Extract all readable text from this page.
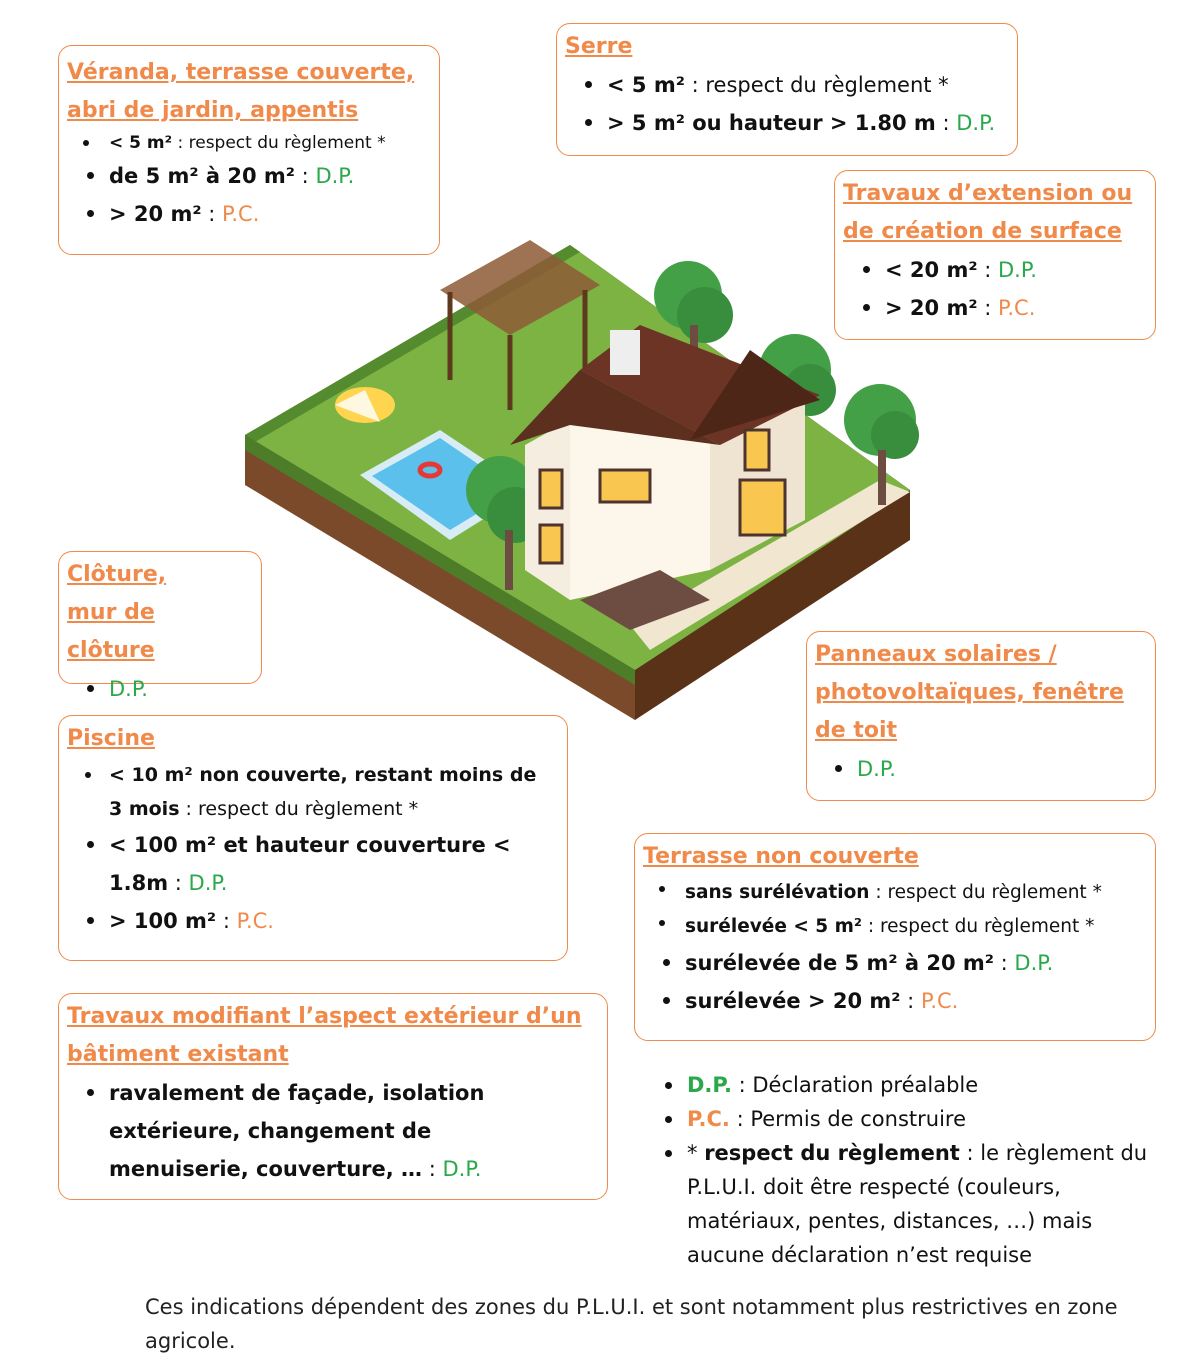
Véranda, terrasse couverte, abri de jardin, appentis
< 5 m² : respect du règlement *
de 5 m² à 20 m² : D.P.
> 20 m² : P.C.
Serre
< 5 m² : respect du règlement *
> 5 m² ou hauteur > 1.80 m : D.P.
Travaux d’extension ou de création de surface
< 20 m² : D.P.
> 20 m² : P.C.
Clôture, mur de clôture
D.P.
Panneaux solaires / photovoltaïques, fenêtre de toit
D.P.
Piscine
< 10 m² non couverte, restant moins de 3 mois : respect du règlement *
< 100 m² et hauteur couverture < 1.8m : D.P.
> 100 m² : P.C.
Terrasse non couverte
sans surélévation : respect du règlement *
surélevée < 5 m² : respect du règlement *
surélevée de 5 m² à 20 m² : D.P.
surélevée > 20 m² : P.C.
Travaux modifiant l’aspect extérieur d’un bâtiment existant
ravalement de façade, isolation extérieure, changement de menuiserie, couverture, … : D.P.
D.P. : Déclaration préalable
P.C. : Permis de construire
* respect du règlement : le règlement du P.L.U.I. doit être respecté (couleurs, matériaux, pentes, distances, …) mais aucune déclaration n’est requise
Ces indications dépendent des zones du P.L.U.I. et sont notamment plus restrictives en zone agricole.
__________________________________________________
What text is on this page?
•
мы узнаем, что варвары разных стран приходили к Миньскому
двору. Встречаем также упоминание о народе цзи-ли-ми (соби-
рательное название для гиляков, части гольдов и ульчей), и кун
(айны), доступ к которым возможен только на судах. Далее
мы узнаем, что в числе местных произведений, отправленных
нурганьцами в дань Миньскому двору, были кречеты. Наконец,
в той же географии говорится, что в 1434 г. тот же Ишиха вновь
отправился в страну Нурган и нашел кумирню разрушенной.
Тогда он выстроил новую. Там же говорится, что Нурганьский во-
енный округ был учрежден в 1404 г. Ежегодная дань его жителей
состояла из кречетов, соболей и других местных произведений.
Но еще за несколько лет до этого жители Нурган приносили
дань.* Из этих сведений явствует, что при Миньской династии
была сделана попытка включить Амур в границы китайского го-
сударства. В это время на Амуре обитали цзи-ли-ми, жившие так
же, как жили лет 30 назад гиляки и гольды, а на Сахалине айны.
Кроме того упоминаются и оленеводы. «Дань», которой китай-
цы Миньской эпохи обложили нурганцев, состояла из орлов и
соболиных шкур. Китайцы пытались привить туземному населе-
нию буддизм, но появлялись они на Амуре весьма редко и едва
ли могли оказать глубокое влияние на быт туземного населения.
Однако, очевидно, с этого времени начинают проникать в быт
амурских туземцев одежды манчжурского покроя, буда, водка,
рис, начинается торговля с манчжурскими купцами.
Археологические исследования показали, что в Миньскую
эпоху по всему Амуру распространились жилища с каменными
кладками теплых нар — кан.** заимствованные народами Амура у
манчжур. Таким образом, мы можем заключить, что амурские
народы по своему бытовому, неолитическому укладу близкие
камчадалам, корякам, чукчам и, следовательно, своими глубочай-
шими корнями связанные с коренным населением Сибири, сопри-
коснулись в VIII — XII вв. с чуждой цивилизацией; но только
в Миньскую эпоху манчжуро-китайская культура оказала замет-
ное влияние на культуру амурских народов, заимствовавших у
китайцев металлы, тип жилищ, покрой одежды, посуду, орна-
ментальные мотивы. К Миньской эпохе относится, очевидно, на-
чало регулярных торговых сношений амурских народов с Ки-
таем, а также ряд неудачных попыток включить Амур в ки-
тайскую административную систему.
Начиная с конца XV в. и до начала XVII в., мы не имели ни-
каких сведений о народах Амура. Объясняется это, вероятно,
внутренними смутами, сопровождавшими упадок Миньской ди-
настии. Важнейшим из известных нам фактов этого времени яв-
__________________________________________________
- _EXERCISE TASK_: Find all lines where the word "только" appears. Copy them.

- _ANSWER TO THIS PROBLEM_:
(айны), доступ к которым возможен только на судах. Далее
коснулись в VIII — XII вв. с чуждой цивилизацией; но только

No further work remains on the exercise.